-- Begin Dataset rows --
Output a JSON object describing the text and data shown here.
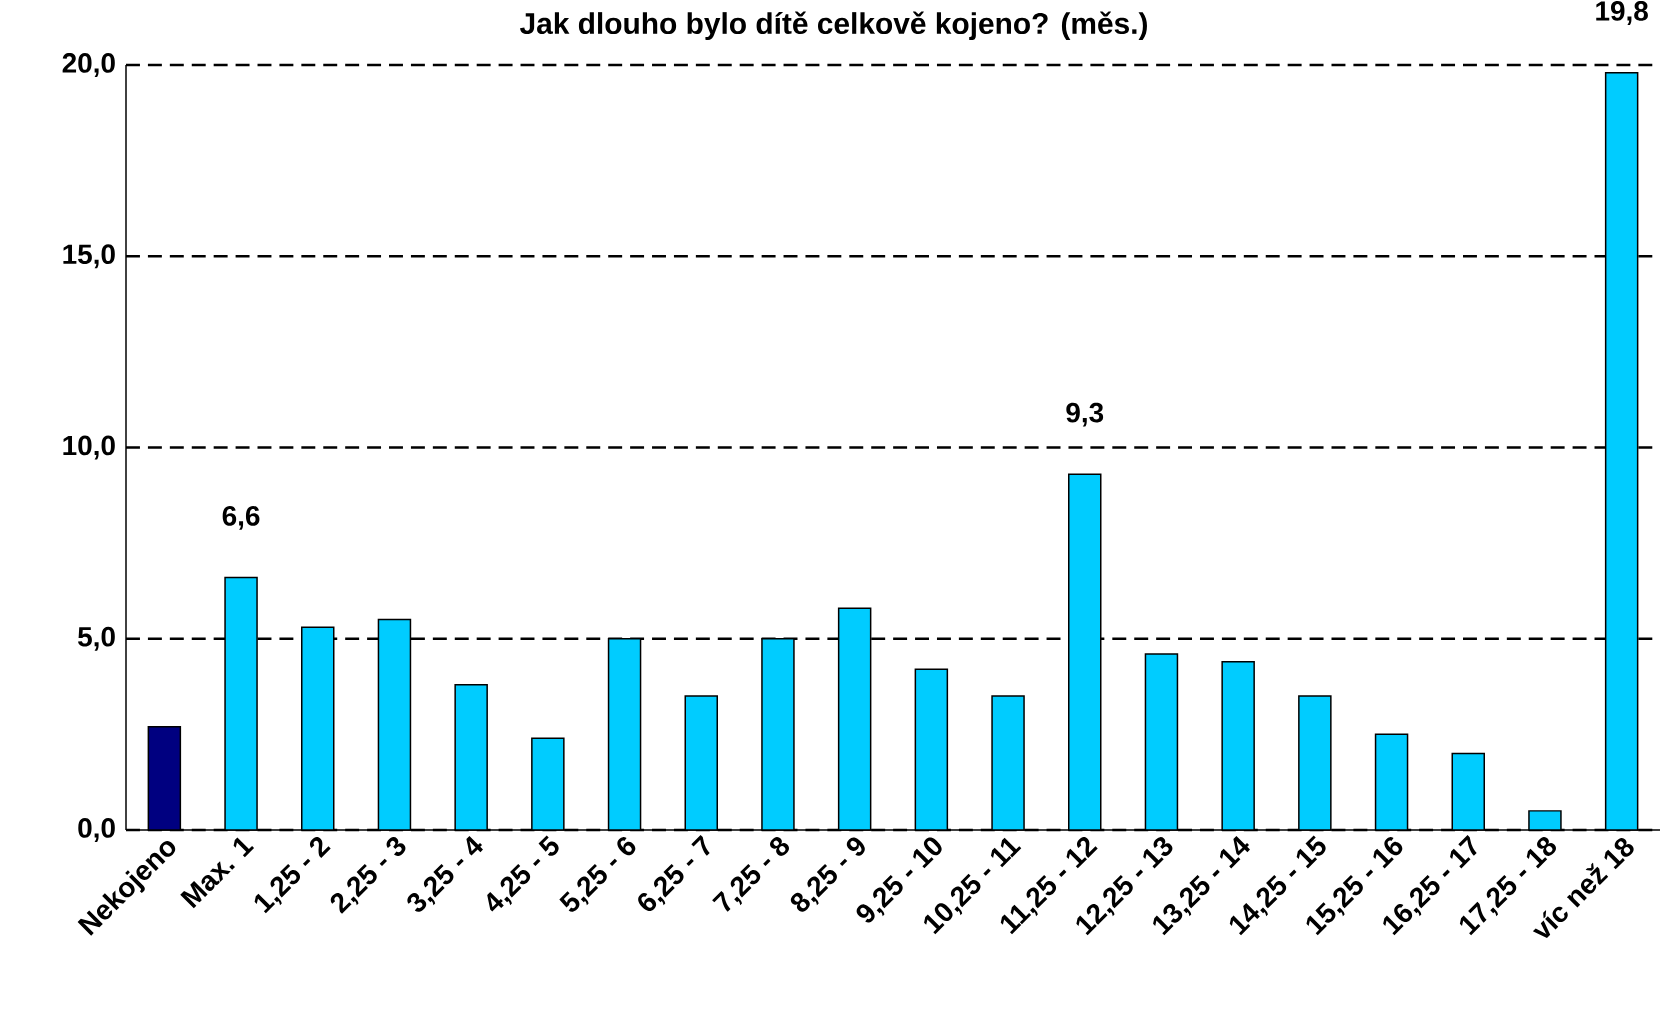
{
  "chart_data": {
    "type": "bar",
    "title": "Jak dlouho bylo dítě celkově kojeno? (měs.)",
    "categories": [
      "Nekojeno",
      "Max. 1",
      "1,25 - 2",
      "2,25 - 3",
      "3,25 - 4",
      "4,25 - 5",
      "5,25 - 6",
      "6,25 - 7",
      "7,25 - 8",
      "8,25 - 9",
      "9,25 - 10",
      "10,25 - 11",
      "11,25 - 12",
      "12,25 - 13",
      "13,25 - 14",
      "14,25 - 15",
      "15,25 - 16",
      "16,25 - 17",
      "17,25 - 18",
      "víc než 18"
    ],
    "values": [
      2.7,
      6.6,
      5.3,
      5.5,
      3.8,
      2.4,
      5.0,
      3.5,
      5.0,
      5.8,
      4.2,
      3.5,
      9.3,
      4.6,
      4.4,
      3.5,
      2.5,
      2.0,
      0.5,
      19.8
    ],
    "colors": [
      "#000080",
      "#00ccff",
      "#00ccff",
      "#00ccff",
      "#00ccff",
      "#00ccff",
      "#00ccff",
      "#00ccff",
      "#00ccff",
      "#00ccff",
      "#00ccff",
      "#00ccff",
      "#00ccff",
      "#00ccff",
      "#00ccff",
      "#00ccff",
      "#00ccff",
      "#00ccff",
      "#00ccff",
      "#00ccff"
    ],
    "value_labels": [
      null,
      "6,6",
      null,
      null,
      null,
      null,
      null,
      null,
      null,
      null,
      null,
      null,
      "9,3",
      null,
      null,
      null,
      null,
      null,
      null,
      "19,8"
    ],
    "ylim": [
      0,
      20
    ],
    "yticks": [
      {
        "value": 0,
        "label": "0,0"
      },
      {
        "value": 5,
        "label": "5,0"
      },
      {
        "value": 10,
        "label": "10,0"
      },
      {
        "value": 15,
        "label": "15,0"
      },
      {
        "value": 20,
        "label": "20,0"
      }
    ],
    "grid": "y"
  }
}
-- End Dataset rows --
Drop the pictures and reproduce the rest of the entries above exactly.

Output a JSON object describing the text and data shown here.
{
  "chart_data": {
    "type": "bar",
    "title": "Jak dlouho bylo dítě celkově kojeno? (měs.)",
    "categories": [
      "Nekojeno",
      "Max. 1",
      "1,25 - 2",
      "2,25 - 3",
      "3,25 - 4",
      "4,25 - 5",
      "5,25 - 6",
      "6,25 - 7",
      "7,25 - 8",
      "8,25 - 9",
      "9,25 - 10",
      "10,25 - 11",
      "11,25 - 12",
      "12,25 - 13",
      "13,25 - 14",
      "14,25 - 15",
      "15,25 - 16",
      "16,25 - 17",
      "17,25 - 18",
      "víc než 18"
    ],
    "values": [
      2.7,
      6.6,
      5.3,
      5.5,
      3.8,
      2.4,
      5.0,
      3.5,
      5.0,
      5.8,
      4.2,
      3.5,
      9.3,
      4.6,
      4.4,
      3.5,
      2.5,
      2.0,
      0.5,
      19.8
    ],
    "colors": [
      "#000080",
      "#00ccff",
      "#00ccff",
      "#00ccff",
      "#00ccff",
      "#00ccff",
      "#00ccff",
      "#00ccff",
      "#00ccff",
      "#00ccff",
      "#00ccff",
      "#00ccff",
      "#00ccff",
      "#00ccff",
      "#00ccff",
      "#00ccff",
      "#00ccff",
      "#00ccff",
      "#00ccff",
      "#00ccff"
    ],
    "value_labels": [
      null,
      "6,6",
      null,
      null,
      null,
      null,
      null,
      null,
      null,
      null,
      null,
      null,
      "9,3",
      null,
      null,
      null,
      null,
      null,
      null,
      "19,8"
    ],
    "ylim": [
      0,
      20
    ],
    "yticks": [
      {
        "value": 0,
        "label": "0,0"
      },
      {
        "value": 5,
        "label": "5,0"
      },
      {
        "value": 10,
        "label": "10,0"
      },
      {
        "value": 15,
        "label": "15,0"
      },
      {
        "value": 20,
        "label": "20,0"
      }
    ],
    "grid": "y"
  }
}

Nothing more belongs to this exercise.